## Required task
Give the number of lines below that contain "напряжением", with no other output.
┌─ Given data
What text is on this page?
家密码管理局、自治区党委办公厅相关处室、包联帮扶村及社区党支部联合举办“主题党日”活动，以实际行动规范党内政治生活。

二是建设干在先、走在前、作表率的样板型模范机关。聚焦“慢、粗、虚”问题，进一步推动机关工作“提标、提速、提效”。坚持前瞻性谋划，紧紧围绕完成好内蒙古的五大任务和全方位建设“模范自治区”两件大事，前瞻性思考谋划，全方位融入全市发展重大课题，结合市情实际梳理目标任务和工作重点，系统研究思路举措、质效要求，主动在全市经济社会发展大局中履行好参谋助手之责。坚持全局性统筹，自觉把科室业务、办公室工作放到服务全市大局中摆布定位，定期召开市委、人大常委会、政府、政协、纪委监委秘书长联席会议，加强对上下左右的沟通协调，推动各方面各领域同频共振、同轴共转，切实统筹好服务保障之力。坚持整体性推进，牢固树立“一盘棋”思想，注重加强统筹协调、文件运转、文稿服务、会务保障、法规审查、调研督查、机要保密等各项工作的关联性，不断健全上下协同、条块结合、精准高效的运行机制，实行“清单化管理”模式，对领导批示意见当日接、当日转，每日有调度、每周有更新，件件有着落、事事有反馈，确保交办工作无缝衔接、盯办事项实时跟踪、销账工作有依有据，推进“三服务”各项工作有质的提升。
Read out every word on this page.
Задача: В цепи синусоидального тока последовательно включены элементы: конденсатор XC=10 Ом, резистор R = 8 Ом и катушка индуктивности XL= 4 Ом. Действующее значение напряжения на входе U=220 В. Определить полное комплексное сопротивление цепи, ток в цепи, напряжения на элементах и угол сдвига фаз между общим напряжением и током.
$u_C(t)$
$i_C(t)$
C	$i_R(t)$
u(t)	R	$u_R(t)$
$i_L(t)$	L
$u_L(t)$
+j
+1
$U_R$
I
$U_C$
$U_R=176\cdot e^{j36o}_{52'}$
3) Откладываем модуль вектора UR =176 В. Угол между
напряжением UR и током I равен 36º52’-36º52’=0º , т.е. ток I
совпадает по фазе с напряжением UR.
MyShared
└─
## Response below
3